### Stored records

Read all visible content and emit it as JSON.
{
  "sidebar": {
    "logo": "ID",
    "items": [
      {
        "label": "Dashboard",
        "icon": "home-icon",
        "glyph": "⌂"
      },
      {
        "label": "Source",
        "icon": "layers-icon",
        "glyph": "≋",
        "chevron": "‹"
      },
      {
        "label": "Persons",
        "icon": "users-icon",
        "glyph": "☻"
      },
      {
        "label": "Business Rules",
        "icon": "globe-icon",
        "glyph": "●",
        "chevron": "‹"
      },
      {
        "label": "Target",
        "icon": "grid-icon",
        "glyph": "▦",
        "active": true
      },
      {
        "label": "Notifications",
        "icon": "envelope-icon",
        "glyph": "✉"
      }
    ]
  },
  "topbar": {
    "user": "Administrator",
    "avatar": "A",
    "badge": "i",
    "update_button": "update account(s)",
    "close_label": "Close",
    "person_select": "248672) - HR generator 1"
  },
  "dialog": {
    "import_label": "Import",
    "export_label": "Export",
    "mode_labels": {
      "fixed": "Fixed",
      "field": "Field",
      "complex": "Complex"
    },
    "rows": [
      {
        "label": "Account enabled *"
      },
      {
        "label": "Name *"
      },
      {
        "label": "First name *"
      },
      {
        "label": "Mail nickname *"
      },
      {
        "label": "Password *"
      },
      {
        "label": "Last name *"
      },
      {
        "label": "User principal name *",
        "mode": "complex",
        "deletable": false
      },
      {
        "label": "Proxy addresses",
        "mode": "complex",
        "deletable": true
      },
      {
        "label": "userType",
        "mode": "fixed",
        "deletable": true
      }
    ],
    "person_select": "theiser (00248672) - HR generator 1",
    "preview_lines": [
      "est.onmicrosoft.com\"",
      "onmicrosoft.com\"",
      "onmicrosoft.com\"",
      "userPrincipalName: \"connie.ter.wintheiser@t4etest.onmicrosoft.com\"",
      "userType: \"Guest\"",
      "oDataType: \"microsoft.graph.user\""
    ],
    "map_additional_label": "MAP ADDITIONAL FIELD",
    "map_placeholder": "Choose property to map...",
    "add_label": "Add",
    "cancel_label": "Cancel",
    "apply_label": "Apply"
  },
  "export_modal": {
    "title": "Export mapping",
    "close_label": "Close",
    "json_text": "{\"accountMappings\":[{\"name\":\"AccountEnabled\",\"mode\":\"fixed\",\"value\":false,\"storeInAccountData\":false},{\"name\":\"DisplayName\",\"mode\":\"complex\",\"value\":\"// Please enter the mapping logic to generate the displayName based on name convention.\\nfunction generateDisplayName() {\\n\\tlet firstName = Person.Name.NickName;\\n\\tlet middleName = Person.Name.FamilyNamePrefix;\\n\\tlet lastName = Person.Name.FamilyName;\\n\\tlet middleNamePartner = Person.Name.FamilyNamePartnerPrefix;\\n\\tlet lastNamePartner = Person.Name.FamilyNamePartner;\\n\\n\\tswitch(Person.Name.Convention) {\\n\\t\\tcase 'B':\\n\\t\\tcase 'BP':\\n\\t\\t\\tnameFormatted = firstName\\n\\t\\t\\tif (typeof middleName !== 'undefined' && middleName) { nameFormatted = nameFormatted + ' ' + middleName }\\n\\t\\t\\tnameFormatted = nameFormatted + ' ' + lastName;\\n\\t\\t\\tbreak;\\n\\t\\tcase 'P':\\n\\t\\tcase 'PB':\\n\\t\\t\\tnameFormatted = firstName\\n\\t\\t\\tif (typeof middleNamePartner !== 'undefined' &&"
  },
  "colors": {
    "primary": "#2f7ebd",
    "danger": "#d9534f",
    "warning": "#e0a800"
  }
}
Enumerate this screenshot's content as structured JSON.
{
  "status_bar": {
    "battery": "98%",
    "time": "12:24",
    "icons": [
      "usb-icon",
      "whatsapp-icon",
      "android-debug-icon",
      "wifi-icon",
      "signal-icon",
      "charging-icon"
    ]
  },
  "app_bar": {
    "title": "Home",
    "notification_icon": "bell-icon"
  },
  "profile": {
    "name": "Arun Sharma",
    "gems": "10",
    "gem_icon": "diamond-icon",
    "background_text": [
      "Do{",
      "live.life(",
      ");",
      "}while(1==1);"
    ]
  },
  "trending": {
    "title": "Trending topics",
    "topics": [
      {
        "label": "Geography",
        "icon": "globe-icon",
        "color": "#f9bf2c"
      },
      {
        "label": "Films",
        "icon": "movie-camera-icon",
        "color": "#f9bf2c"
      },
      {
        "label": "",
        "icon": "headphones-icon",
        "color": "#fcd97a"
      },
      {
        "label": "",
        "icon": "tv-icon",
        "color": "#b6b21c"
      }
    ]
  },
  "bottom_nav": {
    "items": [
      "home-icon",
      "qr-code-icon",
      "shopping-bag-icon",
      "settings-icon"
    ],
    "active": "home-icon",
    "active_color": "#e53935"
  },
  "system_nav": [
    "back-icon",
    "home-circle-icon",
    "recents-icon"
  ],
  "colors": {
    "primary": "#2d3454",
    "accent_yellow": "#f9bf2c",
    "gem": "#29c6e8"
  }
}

### Your goal
Write out the whole listing again, exactly as it stands.

### Answer below
Read all visible content and emit it as JSON.
{
  "sidebar": {
    "logo": "ID",
    "items": [
      {
        "label": "Dashboard",
        "icon": "home-icon",
        "glyph": "⌂"
      },
      {
        "label": "Source",
        "icon": "layers-icon",
        "glyph": "≋",
        "chevron": "‹"
      },
      {
        "label": "Persons",
        "icon": "users-icon",
        "glyph": "☻"
      },
      {
        "label": "Business Rules",
        "icon": "globe-icon",
        "glyph": "●",
        "chevron": "‹"
      },
      {
        "label": "Target",
        "icon": "grid-icon",
        "glyph": "▦",
        "active": true
      },
      {
        "label": "Notifications",
        "icon": "envelope-icon",
        "glyph": "✉"
      }
    ]
  },
  "topbar": {
    "user": "Administrator",
    "avatar": "A",
    "badge": "i",
    "update_button": "update account(s)",
    "close_label": "Close",
    "person_select": "248672) - HR generator 1"
  },
  "dialog": {
    "import_label": "Import",
    "export_label": "Export",
    "mode_labels": {
      "fixed": "Fixed",
      "field": "Field",
      "complex": "Complex"
    },
    "rows": [
      {
        "label": "Account enabled *"
      },
      {
        "label": "Name *"
      },
      {
        "label": "First name *"
      },
      {
        "label": "Mail nickname *"
      },
      {
        "label": "Password *"
      },
      {
        "label": "Last name *"
      },
      {
        "label": "User principal name *",
        "mode": "complex",
        "deletable": false
      },
      {
        "label": "Proxy addresses",
        "mode": "complex",
        "deletable": true
      },
      {
        "label": "userType",
        "mode": "fixed",
        "deletable": true
      }
    ],
    "person_select": "theiser (00248672) - HR generator 1",
    "preview_lines": [
      "est.onmicrosoft.com\"",
      "onmicrosoft.com\"",
      "onmicrosoft.com\"",
      "userPrincipalName: \"connie.ter.wintheiser@t4etest.onmicrosoft.com\"",
      "userType: \"Guest\"",
      "oDataType: \"microsoft.graph.user\""
    ],
    "map_additional_label": "MAP ADDITIONAL FIELD",
    "map_placeholder": "Choose property to map...",
    "add_label": "Add",
    "cancel_label": "Cancel",
    "apply_label": "Apply"
  },
  "export_modal": {
    "title": "Export mapping",
    "close_label": "Close",
    "json_text": "{\"accountMappings\":[{\"name\":\"AccountEnabled\",\"mode\":\"fixed\",\"value\":false,\"storeInAccountData\":false},{\"name\":\"DisplayName\",\"mode\":\"complex\",\"value\":\"// Please enter the mapping logic to generate the displayName based on name convention.\\nfunction generateDisplayName() {\\n\\tlet firstName = Person.Name.NickName;\\n\\tlet middleName = Person.Name.FamilyNamePrefix;\\n\\tlet lastName = Person.Name.FamilyName;\\n\\tlet middleNamePartner = Person.Name.FamilyNamePartnerPrefix;\\n\\tlet lastNamePartner = Person.Name.FamilyNamePartner;\\n\\n\\tswitch(Person.Name.Convention) {\\n\\t\\tcase 'B':\\n\\t\\tcase 'BP':\\n\\t\\t\\tnameFormatted = firstName\\n\\t\\t\\tif (typeof middleName !== 'undefined' && middleName) { nameFormatted = nameFormatted + ' ' + middleName }\\n\\t\\t\\tnameFormatted = nameFormatted + ' ' + lastName;\\n\\t\\t\\tbreak;\\n\\t\\tcase 'P':\\n\\t\\tcase 'PB':\\n\\t\\t\\tnameFormatted = firstName\\n\\t\\t\\tif (typeof middleNamePartner !== 'undefined' &&"
  },
  "colors": {
    "primary": "#2f7ebd",
    "danger": "#d9534f",
    "warning": "#e0a800"
  }
}
Enumerate this screenshot's content as structured JSON.
{
  "status_bar": {
    "battery": "98%",
    "time": "12:24",
    "icons": [
      "usb-icon",
      "whatsapp-icon",
      "android-debug-icon",
      "wifi-icon",
      "signal-icon",
      "charging-icon"
    ]
  },
  "app_bar": {
    "title": "Home",
    "notification_icon": "bell-icon"
  },
  "profile": {
    "name": "Arun Sharma",
    "gems": "10",
    "gem_icon": "diamond-icon",
    "background_text": [
      "Do{",
      "live.life(",
      ");",
      "}while(1==1);"
    ]
  },
  "trending": {
    "title": "Trending topics",
    "topics": [
      {
        "label": "Geography",
        "icon": "globe-icon",
        "color": "#f9bf2c"
      },
      {
        "label": "Films",
        "icon": "movie-camera-icon",
        "color": "#f9bf2c"
      },
      {
        "label": "",
        "icon": "headphones-icon",
        "color": "#fcd97a"
      },
      {
        "label": "",
        "icon": "tv-icon",
        "color": "#b6b21c"
      }
    ]
  },
  "bottom_nav": {
    "items": [
      "home-icon",
      "qr-code-icon",
      "shopping-bag-icon",
      "settings-icon"
    ],
    "active": "home-icon",
    "active_color": "#e53935"
  },
  "system_nav": [
    "back-icon",
    "home-circle-icon",
    "recents-icon"
  ],
  "colors": {
    "primary": "#2d3454",
    "accent_yellow": "#f9bf2c",
    "gem": "#29c6e8"
  }
}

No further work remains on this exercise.